What is needed: Pick out each line of the records in which the word "入门小贴士" appears.

— START OF The input —

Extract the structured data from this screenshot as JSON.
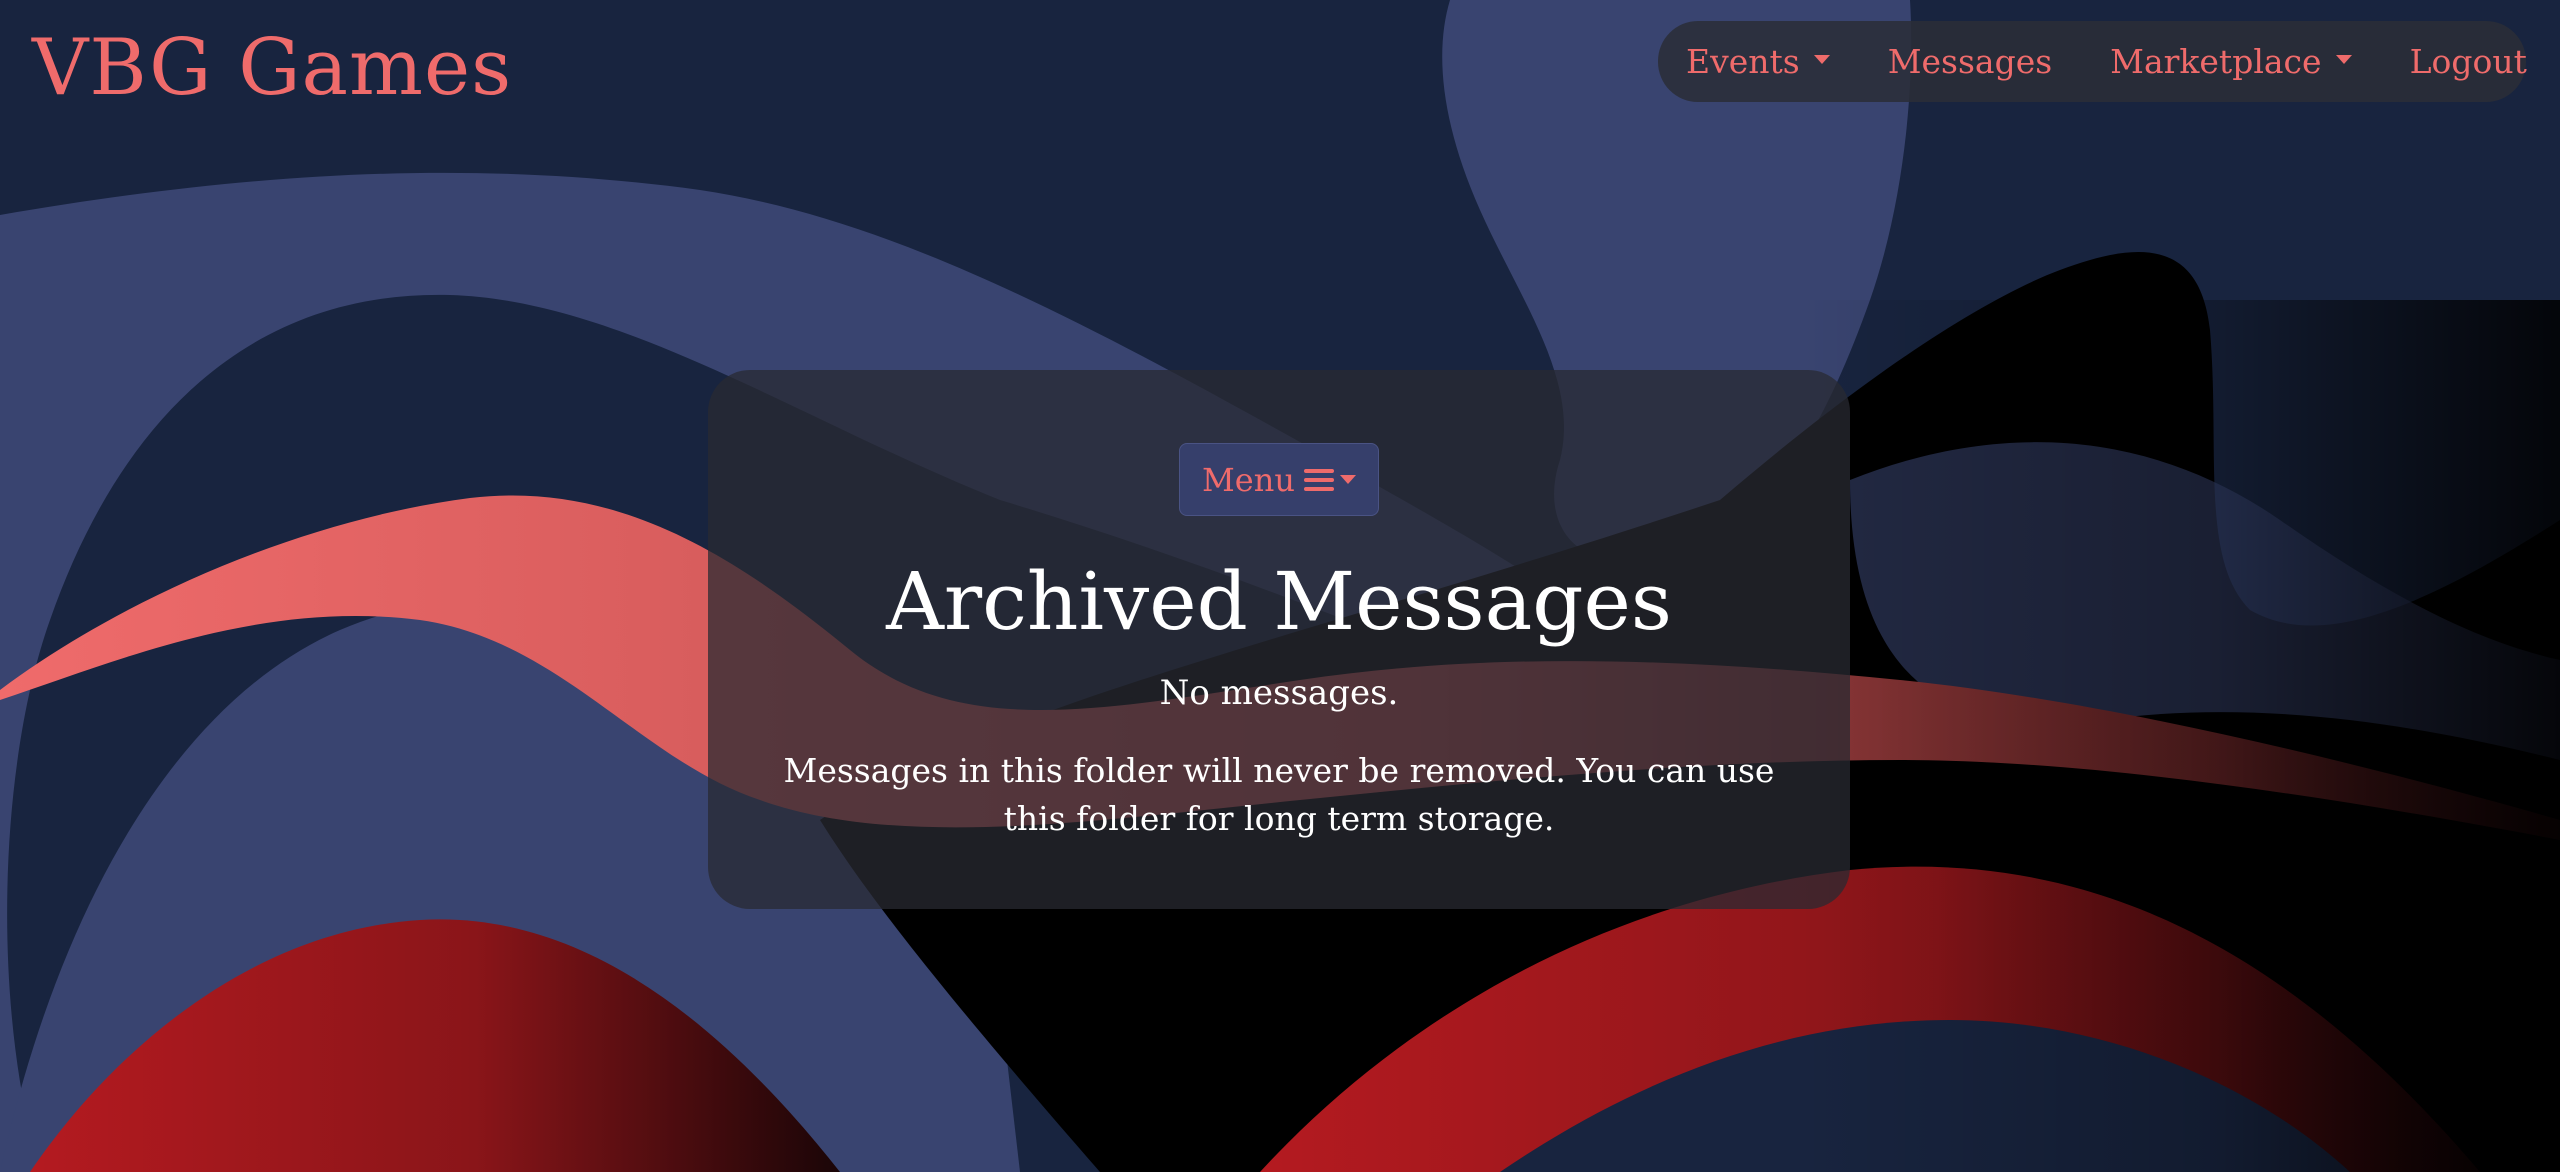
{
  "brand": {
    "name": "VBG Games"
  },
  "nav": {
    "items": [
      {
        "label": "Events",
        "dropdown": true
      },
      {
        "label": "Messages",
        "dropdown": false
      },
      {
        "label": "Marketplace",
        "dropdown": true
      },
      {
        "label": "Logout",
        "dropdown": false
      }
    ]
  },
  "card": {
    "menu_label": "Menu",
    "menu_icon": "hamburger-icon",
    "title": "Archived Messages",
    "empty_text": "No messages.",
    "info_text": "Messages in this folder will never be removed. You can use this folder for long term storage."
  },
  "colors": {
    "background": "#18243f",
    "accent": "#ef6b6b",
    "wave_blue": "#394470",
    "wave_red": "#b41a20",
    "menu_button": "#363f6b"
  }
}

— END OF The input —
— START OF The input —

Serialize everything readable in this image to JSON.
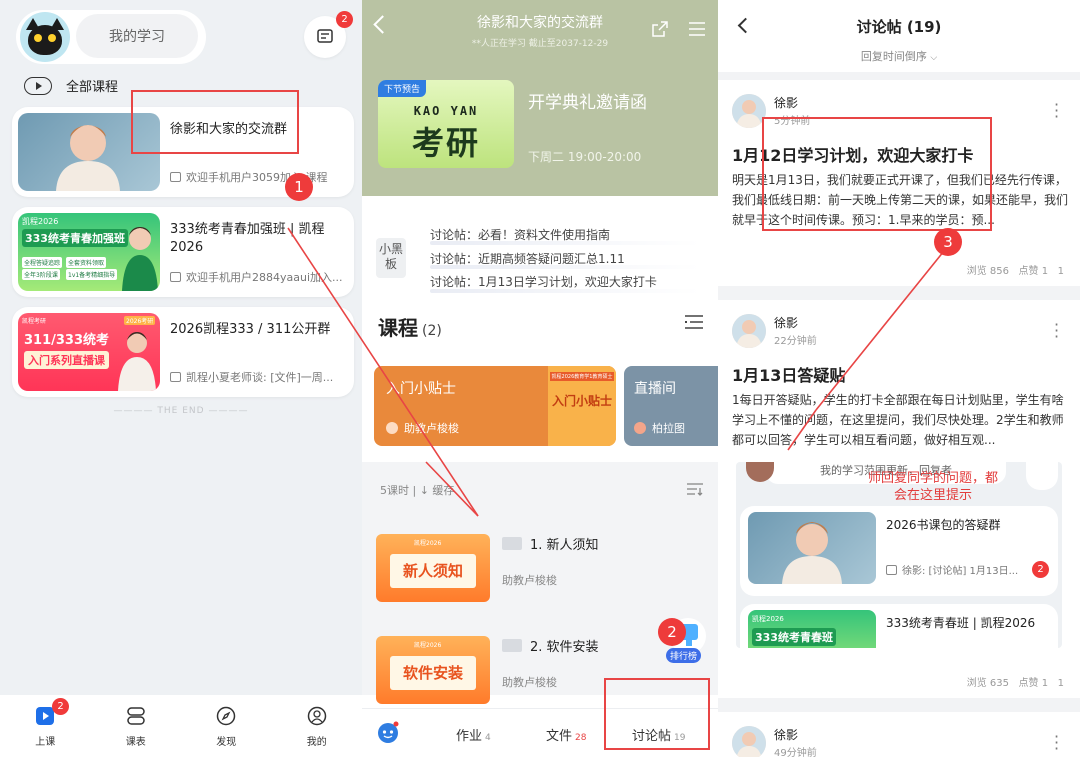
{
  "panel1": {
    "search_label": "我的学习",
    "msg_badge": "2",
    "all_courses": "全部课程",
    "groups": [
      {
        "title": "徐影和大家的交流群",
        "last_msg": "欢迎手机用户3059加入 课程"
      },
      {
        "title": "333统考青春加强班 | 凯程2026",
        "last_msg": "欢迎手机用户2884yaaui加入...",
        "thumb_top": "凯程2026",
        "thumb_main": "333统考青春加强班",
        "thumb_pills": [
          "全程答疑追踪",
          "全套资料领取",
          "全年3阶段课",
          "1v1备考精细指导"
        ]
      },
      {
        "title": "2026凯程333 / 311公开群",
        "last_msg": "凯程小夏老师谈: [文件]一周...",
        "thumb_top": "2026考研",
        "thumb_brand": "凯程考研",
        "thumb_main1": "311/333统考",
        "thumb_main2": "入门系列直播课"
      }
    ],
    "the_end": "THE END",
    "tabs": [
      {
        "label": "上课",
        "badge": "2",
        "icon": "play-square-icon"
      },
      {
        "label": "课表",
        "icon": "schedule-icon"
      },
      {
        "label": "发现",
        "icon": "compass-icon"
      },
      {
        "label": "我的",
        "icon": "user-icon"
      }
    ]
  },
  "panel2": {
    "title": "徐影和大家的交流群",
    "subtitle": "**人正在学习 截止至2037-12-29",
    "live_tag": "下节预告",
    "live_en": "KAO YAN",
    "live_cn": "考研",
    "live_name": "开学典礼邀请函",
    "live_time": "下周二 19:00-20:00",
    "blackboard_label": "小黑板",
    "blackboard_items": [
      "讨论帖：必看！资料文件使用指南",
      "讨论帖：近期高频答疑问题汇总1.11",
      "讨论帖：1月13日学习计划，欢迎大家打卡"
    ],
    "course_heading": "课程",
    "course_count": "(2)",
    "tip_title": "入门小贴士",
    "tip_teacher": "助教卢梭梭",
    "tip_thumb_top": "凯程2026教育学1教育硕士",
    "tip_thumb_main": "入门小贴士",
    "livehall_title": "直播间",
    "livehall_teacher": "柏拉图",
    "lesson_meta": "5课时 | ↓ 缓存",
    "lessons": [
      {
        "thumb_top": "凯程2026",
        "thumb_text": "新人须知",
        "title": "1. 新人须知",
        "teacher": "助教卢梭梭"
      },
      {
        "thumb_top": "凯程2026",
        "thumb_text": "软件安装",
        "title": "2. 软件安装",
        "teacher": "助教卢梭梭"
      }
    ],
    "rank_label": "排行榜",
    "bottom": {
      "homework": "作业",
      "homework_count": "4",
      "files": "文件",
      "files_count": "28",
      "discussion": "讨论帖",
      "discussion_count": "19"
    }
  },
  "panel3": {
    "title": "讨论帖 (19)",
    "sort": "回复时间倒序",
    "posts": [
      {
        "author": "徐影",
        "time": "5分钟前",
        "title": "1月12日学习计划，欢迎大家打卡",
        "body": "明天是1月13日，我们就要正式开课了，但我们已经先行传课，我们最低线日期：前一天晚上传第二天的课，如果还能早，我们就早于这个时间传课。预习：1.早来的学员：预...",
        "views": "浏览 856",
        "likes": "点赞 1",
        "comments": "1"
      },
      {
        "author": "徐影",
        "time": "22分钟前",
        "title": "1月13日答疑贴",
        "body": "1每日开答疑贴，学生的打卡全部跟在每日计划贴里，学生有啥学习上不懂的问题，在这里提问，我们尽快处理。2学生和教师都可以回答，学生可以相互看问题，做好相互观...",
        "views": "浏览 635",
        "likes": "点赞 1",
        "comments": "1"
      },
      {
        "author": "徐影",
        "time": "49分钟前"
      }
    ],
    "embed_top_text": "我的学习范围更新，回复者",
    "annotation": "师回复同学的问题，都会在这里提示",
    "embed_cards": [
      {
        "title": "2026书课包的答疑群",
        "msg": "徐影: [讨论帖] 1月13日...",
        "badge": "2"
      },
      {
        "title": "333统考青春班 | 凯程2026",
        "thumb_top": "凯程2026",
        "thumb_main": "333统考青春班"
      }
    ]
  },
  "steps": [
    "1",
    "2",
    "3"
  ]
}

— END OF The input —

Answer for this exercise:
    "tip_title": "入门小贴士",
    "tip_thumb_main": "入门小贴士",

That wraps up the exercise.